→ **What is needed**: Only the number is wanted: how many lines in the data contain "وإلا"?

(Stored items)
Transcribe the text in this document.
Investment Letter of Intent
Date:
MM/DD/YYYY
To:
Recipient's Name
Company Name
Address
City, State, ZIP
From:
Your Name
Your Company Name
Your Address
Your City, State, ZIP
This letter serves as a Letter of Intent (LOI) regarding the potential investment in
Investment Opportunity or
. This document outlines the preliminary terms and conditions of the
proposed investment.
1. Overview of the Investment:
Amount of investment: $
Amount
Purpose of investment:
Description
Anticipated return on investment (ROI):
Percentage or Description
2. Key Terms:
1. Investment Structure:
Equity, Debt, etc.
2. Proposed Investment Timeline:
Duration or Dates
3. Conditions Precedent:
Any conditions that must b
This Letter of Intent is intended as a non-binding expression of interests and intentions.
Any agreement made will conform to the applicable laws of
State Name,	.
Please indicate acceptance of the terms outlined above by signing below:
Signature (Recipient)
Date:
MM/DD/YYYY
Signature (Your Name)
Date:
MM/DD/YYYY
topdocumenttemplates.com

---

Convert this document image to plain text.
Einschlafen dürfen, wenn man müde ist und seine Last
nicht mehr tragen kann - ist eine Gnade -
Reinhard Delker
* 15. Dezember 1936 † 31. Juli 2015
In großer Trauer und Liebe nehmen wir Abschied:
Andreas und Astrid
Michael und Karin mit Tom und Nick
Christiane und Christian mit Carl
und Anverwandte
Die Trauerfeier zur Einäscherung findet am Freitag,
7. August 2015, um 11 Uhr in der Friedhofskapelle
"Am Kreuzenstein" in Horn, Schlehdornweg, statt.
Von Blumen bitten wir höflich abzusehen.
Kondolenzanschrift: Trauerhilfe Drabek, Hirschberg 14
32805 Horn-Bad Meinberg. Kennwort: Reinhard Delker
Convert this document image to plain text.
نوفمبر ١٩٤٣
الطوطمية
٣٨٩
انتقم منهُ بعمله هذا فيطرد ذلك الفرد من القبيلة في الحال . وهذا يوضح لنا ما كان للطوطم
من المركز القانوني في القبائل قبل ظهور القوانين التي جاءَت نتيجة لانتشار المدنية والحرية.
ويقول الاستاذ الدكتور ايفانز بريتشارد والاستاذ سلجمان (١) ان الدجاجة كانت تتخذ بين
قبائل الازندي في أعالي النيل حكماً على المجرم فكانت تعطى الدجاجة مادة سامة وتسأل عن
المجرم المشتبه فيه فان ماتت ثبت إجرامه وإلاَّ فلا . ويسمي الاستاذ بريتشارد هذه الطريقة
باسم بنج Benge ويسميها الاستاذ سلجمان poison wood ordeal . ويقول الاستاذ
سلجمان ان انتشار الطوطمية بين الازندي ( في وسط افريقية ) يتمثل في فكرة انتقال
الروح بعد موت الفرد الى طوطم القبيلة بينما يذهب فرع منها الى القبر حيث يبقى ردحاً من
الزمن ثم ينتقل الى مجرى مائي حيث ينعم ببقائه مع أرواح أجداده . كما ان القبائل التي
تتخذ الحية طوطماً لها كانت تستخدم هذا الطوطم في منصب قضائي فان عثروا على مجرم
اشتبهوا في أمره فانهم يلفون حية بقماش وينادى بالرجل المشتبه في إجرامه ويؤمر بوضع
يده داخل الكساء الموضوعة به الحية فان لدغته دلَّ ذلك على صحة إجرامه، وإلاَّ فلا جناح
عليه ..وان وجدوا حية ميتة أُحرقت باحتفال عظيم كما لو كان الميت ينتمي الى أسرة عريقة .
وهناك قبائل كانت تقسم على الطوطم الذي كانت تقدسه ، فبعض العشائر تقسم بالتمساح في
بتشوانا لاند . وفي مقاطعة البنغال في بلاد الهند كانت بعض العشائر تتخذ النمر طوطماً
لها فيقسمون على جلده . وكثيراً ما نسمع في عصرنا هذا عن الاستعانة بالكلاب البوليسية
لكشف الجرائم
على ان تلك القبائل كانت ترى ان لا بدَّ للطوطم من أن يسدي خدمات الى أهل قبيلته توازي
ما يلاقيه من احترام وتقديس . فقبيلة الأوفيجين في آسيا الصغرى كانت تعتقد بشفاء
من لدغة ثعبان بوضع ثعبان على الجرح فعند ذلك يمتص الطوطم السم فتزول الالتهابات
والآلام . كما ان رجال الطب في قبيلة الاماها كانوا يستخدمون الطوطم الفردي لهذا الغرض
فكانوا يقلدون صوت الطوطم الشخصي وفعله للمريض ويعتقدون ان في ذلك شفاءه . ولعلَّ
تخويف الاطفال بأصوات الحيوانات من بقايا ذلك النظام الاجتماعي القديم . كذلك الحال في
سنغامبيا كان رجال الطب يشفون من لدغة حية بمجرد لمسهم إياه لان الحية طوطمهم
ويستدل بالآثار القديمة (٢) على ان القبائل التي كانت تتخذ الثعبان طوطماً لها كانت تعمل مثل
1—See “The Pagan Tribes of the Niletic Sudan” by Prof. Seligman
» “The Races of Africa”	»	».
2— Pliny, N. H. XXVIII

...

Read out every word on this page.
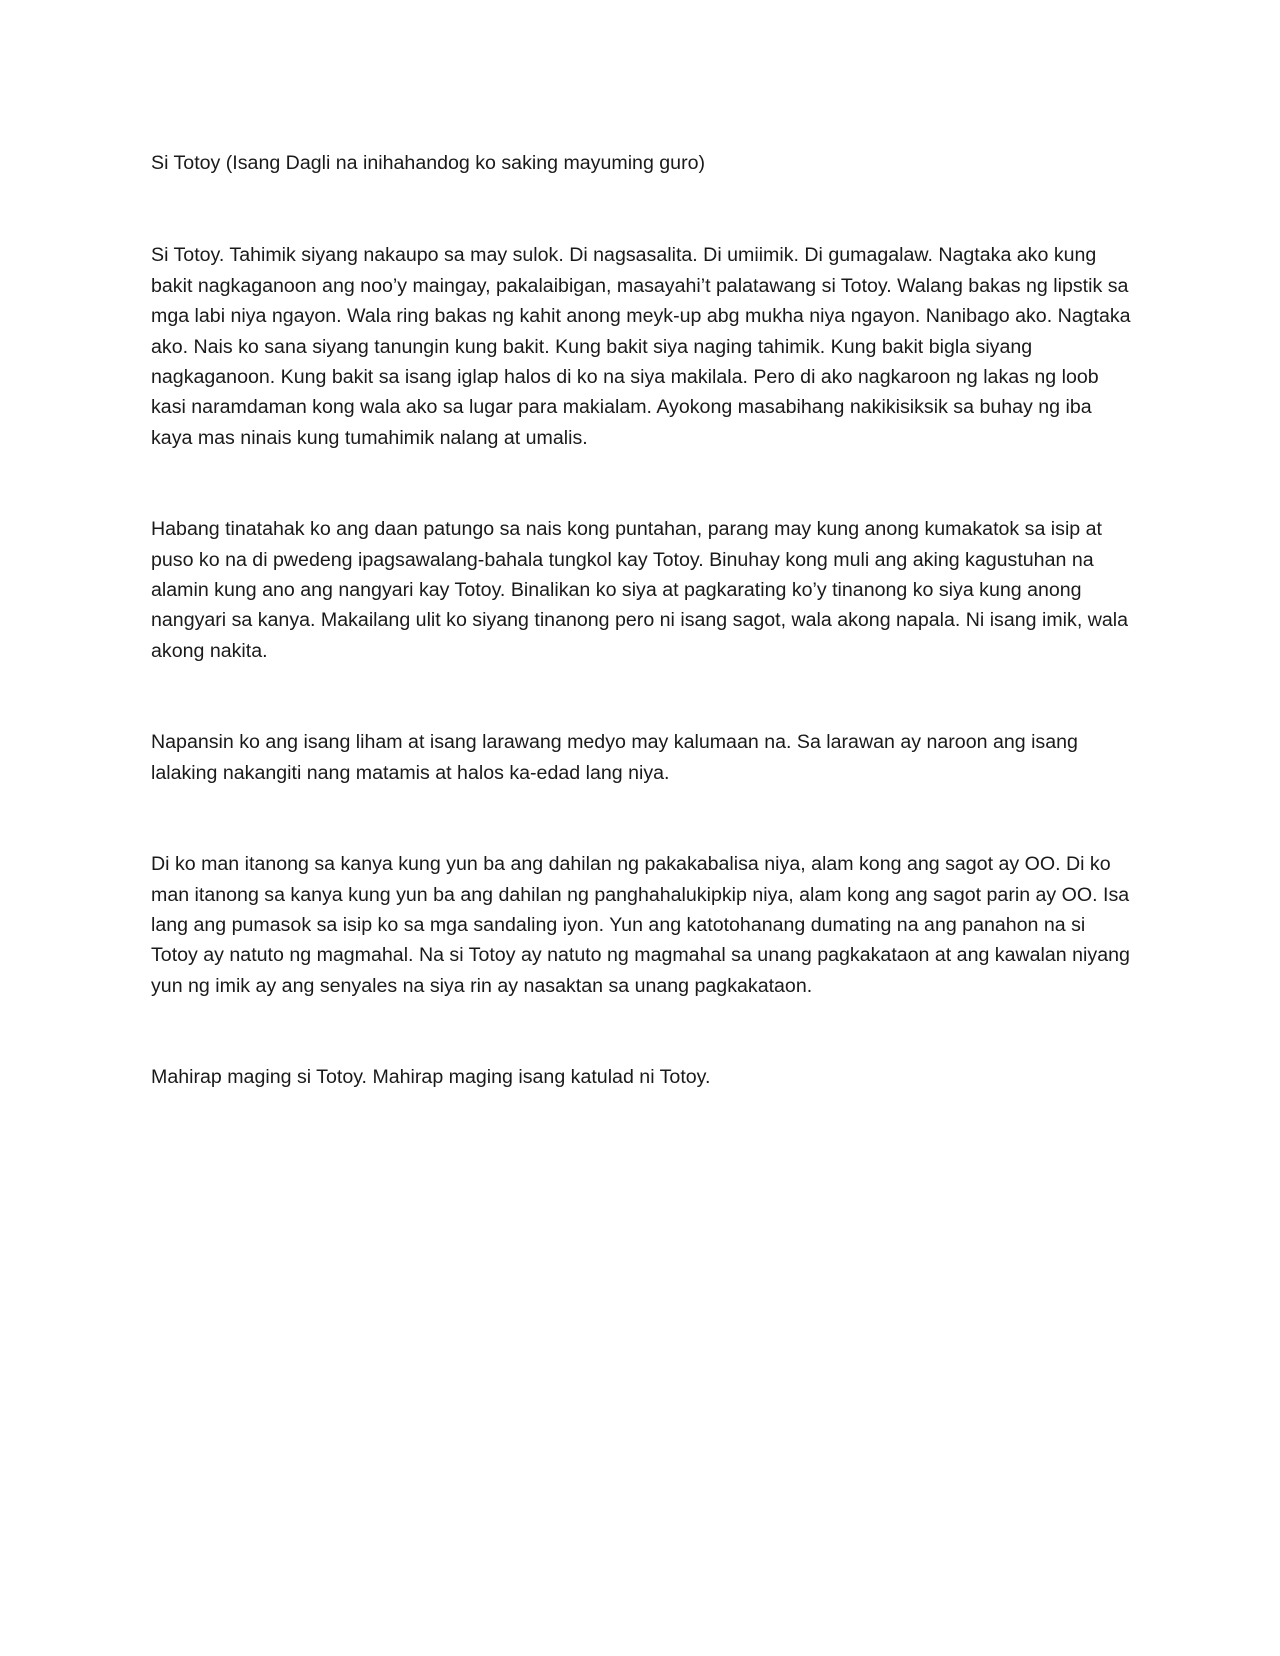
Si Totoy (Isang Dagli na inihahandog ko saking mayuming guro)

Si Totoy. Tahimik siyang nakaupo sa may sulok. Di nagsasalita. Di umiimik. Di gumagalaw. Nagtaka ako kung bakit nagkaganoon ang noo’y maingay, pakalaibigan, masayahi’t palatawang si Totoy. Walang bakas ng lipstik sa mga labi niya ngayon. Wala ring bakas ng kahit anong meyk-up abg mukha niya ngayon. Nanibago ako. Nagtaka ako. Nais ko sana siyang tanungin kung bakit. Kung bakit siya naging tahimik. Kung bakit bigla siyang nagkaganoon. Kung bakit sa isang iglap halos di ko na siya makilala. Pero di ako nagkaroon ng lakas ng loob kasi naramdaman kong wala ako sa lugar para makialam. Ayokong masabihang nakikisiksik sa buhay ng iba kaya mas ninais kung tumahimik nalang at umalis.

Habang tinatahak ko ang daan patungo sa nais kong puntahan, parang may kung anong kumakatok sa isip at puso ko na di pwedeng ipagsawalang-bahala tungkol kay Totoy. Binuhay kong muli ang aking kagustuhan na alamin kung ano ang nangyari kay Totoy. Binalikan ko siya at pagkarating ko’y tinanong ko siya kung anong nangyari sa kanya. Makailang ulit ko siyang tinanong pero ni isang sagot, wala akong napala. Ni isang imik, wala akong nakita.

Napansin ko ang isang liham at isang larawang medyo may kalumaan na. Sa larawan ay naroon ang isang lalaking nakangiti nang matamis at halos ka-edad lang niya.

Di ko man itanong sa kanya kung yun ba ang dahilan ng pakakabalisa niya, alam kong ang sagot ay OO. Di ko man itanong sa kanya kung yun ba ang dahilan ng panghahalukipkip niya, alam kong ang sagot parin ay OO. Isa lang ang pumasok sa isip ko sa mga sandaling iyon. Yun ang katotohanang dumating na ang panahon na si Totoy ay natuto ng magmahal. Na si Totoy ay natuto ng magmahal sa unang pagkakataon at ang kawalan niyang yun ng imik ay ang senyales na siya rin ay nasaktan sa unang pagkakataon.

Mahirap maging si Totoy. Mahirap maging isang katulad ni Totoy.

→ **Solution for this exercise**: 2